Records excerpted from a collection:
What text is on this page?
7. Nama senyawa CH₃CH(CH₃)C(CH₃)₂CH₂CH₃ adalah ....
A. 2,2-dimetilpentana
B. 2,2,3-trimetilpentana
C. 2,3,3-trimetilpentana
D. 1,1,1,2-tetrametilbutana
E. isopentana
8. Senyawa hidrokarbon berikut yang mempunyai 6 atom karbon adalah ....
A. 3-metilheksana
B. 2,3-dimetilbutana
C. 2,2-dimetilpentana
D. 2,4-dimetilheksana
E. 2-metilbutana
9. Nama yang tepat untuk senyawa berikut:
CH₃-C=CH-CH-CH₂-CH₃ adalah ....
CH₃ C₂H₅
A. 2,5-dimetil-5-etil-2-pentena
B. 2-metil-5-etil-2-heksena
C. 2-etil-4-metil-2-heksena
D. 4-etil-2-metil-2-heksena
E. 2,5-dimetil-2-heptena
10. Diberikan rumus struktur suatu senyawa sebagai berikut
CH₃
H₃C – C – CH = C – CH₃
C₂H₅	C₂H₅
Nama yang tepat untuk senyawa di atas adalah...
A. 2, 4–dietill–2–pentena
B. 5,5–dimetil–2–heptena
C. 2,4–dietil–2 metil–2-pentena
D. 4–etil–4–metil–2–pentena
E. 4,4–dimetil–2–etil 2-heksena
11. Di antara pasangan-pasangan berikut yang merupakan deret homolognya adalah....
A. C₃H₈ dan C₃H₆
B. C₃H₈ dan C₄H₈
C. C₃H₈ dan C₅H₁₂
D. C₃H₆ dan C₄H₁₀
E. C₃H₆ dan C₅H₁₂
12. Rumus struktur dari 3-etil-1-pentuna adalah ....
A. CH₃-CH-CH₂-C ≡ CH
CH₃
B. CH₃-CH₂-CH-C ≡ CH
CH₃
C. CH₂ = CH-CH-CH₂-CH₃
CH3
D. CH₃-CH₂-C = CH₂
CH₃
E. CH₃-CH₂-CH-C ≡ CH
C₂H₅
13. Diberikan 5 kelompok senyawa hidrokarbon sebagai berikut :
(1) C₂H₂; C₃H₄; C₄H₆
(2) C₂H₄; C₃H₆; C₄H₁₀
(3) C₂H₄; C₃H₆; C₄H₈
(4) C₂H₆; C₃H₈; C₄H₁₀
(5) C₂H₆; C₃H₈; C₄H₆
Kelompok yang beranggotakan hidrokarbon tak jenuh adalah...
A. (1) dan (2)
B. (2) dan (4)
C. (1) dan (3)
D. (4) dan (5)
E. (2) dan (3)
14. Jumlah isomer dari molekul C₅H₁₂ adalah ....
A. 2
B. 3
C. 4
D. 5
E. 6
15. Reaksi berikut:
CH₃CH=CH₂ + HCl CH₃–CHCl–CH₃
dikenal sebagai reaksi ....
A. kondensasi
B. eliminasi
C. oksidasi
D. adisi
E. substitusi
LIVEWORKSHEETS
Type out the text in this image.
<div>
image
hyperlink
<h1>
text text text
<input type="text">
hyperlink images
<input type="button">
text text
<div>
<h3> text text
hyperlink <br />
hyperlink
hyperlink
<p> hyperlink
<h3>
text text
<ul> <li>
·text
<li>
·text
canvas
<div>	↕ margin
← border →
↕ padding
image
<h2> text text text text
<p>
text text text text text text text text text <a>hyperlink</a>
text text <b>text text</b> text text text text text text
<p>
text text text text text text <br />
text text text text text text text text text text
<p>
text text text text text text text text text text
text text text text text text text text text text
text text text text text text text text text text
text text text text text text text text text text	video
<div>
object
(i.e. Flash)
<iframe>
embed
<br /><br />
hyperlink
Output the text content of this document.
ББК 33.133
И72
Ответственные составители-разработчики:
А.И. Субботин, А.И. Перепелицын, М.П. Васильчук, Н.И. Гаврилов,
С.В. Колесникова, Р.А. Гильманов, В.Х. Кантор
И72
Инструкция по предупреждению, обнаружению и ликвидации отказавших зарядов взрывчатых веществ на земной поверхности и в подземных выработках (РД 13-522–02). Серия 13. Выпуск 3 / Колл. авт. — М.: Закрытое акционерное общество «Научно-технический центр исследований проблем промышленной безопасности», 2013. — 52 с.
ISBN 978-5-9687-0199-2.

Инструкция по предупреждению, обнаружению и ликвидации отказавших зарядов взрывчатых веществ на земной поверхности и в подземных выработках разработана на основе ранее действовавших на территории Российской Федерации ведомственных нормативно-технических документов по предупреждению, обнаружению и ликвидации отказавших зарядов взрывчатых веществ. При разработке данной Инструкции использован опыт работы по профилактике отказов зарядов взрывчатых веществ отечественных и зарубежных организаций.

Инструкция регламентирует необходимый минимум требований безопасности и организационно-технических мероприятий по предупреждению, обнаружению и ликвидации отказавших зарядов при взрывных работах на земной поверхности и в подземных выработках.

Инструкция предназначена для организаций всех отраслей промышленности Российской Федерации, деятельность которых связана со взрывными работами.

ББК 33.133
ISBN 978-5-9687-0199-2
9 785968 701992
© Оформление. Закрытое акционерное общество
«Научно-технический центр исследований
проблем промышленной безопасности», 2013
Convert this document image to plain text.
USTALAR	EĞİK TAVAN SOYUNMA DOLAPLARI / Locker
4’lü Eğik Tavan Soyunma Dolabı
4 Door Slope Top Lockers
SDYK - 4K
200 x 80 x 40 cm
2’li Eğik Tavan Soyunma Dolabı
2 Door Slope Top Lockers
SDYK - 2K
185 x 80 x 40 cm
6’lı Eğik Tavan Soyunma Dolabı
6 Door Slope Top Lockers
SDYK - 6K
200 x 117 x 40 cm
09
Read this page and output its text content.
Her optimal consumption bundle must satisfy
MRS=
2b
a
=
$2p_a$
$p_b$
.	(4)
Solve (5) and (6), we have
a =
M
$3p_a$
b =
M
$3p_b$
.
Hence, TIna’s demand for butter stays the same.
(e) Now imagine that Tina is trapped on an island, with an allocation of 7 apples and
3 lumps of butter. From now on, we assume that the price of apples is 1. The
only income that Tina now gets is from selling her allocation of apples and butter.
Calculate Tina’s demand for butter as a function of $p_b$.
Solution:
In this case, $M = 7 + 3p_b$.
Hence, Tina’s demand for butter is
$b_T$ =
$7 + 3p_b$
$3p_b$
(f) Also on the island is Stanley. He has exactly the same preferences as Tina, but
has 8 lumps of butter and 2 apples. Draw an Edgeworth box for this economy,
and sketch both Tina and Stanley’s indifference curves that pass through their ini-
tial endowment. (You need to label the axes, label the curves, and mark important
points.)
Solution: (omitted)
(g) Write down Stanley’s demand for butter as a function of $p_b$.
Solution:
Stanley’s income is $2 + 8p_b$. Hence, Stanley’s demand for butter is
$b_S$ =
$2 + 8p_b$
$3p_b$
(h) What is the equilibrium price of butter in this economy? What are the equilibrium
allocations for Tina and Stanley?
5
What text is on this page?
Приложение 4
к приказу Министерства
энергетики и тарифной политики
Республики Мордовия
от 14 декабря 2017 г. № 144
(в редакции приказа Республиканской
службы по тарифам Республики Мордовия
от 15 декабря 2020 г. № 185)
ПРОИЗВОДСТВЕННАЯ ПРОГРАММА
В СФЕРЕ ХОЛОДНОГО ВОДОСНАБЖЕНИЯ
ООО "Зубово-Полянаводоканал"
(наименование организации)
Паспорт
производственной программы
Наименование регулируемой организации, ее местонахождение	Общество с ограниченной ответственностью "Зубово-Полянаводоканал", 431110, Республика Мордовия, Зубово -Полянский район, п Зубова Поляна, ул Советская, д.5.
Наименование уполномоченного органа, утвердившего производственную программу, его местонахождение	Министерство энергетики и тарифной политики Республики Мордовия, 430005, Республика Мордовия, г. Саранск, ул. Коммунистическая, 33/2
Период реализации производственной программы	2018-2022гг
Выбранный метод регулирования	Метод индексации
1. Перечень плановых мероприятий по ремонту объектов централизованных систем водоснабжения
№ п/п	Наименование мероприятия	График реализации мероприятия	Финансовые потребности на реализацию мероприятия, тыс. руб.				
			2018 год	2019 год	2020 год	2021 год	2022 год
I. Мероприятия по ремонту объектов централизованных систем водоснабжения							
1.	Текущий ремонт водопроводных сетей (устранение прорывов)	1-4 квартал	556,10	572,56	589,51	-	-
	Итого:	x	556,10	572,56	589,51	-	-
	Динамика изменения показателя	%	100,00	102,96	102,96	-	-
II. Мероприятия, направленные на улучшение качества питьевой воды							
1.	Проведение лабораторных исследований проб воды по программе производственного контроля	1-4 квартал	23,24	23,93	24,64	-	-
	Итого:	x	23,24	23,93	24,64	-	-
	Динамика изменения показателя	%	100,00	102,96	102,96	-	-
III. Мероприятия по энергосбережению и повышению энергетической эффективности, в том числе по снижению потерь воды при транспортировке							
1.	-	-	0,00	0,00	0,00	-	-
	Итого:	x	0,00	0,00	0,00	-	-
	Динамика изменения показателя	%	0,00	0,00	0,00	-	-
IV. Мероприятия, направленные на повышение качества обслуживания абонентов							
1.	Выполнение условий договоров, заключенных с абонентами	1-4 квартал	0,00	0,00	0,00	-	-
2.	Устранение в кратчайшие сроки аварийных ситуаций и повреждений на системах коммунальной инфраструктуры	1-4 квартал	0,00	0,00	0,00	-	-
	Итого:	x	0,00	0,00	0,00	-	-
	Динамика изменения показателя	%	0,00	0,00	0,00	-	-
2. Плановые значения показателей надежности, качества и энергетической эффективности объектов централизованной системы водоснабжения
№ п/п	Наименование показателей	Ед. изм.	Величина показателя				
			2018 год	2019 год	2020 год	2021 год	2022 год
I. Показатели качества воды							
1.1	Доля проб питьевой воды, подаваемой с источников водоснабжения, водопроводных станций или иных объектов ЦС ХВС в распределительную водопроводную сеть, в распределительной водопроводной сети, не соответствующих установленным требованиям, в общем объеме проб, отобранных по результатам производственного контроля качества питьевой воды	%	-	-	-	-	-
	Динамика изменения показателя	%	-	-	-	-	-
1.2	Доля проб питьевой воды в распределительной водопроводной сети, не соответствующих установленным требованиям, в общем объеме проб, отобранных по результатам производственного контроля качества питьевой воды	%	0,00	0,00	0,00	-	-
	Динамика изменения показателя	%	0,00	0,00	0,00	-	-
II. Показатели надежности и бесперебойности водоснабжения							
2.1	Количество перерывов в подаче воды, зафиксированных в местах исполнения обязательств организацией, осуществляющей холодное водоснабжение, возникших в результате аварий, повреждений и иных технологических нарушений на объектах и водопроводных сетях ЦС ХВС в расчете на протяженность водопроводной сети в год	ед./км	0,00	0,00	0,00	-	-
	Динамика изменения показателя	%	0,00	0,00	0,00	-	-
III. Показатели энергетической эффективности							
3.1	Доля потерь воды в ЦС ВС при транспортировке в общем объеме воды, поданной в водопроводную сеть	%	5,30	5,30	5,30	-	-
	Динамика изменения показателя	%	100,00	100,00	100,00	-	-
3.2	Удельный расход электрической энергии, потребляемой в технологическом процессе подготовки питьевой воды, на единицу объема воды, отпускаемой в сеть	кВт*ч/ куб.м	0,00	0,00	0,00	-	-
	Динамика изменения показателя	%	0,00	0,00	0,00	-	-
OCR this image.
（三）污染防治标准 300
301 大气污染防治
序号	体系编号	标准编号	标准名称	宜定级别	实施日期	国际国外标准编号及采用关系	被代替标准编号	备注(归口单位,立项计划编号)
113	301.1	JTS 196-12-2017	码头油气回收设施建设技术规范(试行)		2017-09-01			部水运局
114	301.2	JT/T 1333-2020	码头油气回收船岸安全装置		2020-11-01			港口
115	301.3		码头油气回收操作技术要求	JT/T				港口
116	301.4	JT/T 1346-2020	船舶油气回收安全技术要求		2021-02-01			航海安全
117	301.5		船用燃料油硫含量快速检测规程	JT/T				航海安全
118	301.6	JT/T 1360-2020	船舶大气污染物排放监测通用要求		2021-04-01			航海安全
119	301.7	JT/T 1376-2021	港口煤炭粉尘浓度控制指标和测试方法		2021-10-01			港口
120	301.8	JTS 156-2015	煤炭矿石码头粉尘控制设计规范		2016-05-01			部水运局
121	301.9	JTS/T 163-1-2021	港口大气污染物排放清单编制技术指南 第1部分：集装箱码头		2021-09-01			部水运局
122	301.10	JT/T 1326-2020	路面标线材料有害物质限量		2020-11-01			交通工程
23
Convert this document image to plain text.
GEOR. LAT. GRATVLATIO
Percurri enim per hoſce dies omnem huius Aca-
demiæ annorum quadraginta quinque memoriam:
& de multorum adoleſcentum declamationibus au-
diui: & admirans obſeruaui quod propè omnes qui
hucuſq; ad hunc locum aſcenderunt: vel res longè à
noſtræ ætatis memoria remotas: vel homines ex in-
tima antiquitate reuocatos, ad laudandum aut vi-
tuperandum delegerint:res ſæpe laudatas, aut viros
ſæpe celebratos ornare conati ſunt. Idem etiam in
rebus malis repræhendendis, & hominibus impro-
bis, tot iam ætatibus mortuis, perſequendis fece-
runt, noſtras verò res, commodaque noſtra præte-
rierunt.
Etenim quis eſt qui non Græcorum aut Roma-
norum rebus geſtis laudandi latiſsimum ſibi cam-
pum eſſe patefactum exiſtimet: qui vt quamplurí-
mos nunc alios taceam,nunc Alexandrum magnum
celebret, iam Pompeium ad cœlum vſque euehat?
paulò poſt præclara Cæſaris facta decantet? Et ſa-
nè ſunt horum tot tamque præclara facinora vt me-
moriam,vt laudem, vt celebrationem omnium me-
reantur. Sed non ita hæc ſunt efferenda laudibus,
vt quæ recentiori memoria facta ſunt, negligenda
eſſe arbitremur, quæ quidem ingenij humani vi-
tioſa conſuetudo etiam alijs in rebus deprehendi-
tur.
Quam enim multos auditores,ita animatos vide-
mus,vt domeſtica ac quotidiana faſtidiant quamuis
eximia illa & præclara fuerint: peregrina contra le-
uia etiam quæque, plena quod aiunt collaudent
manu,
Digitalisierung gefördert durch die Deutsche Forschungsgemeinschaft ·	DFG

Work to complete: Filter the records down to the lines that contain the string "местонахождение", and copy those lines.

Finished exercise:
Наименование регулируемой организации, ее местонахождение	Общество с ограниченной ответственностью "Зубово-Полянаводоканал", 431110, Республика Мордовия, Зубово -Полянский район, п Зубова Поляна, ул Советская, д.5.
Наименование уполномоченного органа, утвердившего производственную программу, его местонахождение	Министерство энергетики и тарифной политики Республики Мордовия, 430005, Республика Мордовия, г. Саранск, ул. Коммунистическая, 33/2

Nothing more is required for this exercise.